→ **課題一覧**:
1/ 長泉寺についての本文を3文で要約してください。
2/ 長泉寺についての本文から、「長泉寺は長野県塩尻市奈良井に」から「で出奔し徳川方に転じました。」まで(その語句も含む)をそのまま抜き出してください。

→ **本文**:
長泉寺(奈良井宿)概要: 案内板によると「 3代将軍家光より宇治採茶使が制度化され、御茶壷道中(寛永10年)が始まった。茶道頭以下「公儀の11茶壷、西の丸2壷」中山道、甲州街道と経て江戸に向かう。元禄2年の記録に依ると5月26日須原、5月27日奈良井宿長泉寺に宿泊とある。毎年の茶壷は必ず奈良井宿長泉寺に宿泊していたと当寺の記録にある。尚、当寺には拝領の茶壷が残されている。 」とあります。
長泉寺は長野県塩尻市奈良井に境内を構えている曹洞宗の寺院で、南北朝時代の貞治5年(1366)、元章希本阿闍梨により創建されたと伝えられています。その後の詳細は不詳ですが、戦国時代の永禄11年(1568)、器外聞應和尚(静岡県静岡市清水区梅ヶ谷:真珠院)により曹洞宗の寺院として改宗開山し、器外聞應和尚を篤く帰依した藤田能登守信吉が中興開基となっています。天正10年(1582)、武田家を裏切った木曾義昌を粛清する為、武田勝頼が鳥居峠に侵攻、両軍による激しい戦いが行われ、奈良井宿も戦場となっています。長泉寺もその兵火により多くの堂宇、記録、寺宝などが焼失し境内も大きな被害を受けましたが、文禄年間(1593〜1596年)、大檀那である藤田信吉により再興が図られ、随時堂宇が再建されています。
藤田信吉は元々は北条家に仕えていましたが、真田昌幸の勧めにより武田家に転じ、天正10年(1582)に武田家が滅ぶと、織田家の家臣で上州国(現在の群馬県)の領主となった滝川一益に従い、同年に本能寺の変で織田信長が自刃すると、後ろ盾を失った一益は自領に引き上げた為、上杉家を頼り越後に落ち延びました。上杉家家臣時代は新発田重家の乱の平定に尽力、天正18年(1590)の小田原の陣でも大功を挙げ、津川城代(新潟県東蒲原郡阿賀町)1万5千石に抜擢されています。慶長5年(1600)、上杉景勝が謀反の疑いを掛けられた際には、徳川家との対立を避ける為に尽力しますが、それが、上杉家を貶める行為と誤解され、結果的に上杉家を追い出される形で出奔し徳川方に転じました。

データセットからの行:
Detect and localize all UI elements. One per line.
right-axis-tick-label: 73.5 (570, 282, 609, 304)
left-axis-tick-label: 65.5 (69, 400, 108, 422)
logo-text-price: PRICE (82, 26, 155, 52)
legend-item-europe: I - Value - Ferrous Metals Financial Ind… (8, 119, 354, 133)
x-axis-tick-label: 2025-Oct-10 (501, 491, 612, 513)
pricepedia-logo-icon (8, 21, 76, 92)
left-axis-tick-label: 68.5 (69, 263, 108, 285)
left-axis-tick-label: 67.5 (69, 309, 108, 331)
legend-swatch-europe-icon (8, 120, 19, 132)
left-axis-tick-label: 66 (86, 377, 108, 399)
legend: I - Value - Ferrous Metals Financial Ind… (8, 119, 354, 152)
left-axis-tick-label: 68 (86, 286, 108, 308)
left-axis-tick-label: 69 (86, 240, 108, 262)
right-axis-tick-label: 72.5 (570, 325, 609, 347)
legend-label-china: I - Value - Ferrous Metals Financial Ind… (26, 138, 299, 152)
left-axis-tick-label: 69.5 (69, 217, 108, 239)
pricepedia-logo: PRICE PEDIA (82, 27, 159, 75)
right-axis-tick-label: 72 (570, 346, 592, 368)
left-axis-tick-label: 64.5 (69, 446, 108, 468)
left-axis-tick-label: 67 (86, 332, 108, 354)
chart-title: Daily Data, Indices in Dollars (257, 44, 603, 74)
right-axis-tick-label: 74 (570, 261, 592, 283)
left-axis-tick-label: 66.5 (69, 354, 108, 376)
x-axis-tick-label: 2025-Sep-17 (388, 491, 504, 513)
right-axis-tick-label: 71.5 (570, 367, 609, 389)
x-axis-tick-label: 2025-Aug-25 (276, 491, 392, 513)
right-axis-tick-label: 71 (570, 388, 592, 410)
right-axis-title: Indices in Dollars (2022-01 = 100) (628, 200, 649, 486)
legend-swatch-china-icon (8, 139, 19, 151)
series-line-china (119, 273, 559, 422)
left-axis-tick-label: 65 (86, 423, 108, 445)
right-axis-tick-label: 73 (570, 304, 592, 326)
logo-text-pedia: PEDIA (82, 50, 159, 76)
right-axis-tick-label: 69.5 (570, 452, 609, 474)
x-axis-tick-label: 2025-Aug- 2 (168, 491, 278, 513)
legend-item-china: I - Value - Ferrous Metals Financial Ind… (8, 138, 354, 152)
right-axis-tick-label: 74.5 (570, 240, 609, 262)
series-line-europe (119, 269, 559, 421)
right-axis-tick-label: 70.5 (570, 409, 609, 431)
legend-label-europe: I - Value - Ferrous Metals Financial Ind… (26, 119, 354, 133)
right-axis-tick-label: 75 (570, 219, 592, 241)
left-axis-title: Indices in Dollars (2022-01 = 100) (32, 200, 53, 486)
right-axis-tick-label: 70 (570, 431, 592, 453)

→ **解答一覧**:
1/ 長泉寺は長野県塩尻市奈良井にある曹洞宗の寺院で、貞治5年(1366)に創建されたと伝えられ、永禄11年(1568)に曹洞宗の寺院として改宗開山しました。天正10年(1582)の兵火で多くの堂宇などを失いましたが、文禄年間に藤田信吉によって再興が図られ、案内板によれば毎年の御茶壷道中は必ず長泉寺に宿泊し、寺には拝領の茶壷が残されています。中興開基の藤田信吉は北条家、武田家、上杉家などに仕えた後、慶長5年(1600)に上杉家を出奔して徳川方に転じました。

2/
長泉寺は長野県塩尻市奈良井に境内を構えている曹洞宗の寺院で、南北朝時代の貞治5年(1366)、元章希本阿闍梨により創建されたと伝えられています。その後の詳細は不詳ですが、戦国時代の永禄11年(1568)、器外聞應和尚(静岡県静岡市清水区梅ヶ谷:真珠院)により曹洞宗の寺院として改宗開山し、器外聞應和尚を篤く帰依した藤田能登守信吉が中興開基となっています。天正10年(1582)、武田家を裏切った木曾義昌を粛清する為、武田勝頼が鳥居峠に侵攻、両軍による激しい戦いが行われ、奈良井宿も戦場となっています。長泉寺もその兵火により多くの堂宇、記録、寺宝などが焼失し境内も大きな被害を受けましたが、文禄年間(1593〜1596年)、大檀那である藤田信吉により再興が図られ、随時堂宇が再建されています。
藤田信吉は元々は北条家に仕えていましたが、真田昌幸の勧めにより武田家に転じ、天正10年(1582)に武田家が滅ぶと、織田家の家臣で上州国(現在の群馬県)の領主となった滝川一益に従い、同年に本能寺の変で織田信長が自刃すると、後ろ盾を失った一益は自領に引き上げた為、上杉家を頼り越後に落ち延びました。上杉家家臣時代は新発田重家の乱の平定に尽力、天正18年(1590)の小田原の陣でも大功を挙げ、津川城代(新潟県東蒲原郡阿賀町)1万5千石に抜擢されています。慶長5年(1600)、上杉景勝が謀反の疑いを掛けられた際には、徳川家との対立を避ける為に尽力しますが、それが、上杉家を貶める行為と誤解され、結果的に上杉家を追い出される形で出奔し徳川方に転じました。